"""

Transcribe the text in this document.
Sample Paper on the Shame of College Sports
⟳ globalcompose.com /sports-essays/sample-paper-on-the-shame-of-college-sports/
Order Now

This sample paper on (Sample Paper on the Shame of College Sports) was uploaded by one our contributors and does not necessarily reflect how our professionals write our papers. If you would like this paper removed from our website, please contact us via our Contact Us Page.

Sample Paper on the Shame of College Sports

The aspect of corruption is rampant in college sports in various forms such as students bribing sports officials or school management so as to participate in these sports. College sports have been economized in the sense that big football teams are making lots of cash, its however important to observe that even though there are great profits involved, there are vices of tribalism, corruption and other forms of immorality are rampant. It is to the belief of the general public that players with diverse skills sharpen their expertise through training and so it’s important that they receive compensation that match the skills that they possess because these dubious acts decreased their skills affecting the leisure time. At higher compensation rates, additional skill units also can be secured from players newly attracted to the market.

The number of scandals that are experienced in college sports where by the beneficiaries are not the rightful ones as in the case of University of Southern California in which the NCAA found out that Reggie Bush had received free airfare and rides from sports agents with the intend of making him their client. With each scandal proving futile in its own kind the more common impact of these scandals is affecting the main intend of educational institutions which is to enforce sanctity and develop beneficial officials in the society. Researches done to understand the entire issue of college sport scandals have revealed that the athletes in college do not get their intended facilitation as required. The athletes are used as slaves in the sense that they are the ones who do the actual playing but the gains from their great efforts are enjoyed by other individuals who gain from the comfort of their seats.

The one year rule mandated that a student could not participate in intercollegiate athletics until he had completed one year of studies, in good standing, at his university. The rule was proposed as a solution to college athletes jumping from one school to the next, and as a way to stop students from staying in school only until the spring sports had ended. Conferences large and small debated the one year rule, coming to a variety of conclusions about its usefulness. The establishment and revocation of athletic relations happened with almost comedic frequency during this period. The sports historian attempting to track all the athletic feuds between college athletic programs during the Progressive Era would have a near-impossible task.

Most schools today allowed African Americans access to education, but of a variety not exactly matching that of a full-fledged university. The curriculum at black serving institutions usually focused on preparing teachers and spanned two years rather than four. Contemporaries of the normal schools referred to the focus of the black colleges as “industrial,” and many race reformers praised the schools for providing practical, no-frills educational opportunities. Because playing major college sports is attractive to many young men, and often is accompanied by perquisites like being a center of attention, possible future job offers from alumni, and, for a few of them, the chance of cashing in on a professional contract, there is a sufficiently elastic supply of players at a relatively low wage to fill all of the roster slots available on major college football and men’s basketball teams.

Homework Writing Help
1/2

"""
"""

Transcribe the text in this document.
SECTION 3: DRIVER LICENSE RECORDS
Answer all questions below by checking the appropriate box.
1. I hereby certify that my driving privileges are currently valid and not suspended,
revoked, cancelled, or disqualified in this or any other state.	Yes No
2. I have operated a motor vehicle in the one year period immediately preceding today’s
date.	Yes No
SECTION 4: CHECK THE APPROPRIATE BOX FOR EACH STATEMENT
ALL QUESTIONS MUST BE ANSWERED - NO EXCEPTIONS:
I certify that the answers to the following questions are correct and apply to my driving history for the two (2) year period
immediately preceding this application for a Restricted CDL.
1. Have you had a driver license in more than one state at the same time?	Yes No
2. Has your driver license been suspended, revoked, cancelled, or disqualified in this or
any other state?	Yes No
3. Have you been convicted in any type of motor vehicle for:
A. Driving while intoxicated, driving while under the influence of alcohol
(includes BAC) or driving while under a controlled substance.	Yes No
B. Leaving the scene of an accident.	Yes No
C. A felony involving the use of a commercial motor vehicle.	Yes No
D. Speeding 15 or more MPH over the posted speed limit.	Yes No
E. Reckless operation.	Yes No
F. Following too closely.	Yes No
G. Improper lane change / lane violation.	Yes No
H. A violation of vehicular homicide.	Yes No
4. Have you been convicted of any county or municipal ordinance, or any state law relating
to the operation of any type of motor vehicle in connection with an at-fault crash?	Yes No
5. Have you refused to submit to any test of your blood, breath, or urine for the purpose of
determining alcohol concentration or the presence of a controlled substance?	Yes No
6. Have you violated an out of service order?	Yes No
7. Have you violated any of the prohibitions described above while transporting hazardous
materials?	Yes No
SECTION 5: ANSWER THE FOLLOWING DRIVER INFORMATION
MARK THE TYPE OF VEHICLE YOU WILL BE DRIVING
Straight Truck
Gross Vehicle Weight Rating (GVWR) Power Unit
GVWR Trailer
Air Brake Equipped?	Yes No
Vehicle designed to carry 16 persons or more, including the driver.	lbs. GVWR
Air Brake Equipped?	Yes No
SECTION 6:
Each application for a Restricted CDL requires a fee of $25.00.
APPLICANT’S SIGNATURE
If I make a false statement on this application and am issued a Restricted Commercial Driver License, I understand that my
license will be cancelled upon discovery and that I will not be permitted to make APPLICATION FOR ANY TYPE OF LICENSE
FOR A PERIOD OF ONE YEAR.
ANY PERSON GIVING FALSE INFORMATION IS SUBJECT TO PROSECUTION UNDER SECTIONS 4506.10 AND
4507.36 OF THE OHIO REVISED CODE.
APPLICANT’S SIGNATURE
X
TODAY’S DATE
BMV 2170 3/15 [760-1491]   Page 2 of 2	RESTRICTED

"""

Read the entries above, then pull out the lines that include "suspended".

TASK RESPONSE »
1. I hereby certify that my driving privileges are currently valid and not suspended,
2. Has your driver license been suspended, revoked, cancelled, or disqualified in this or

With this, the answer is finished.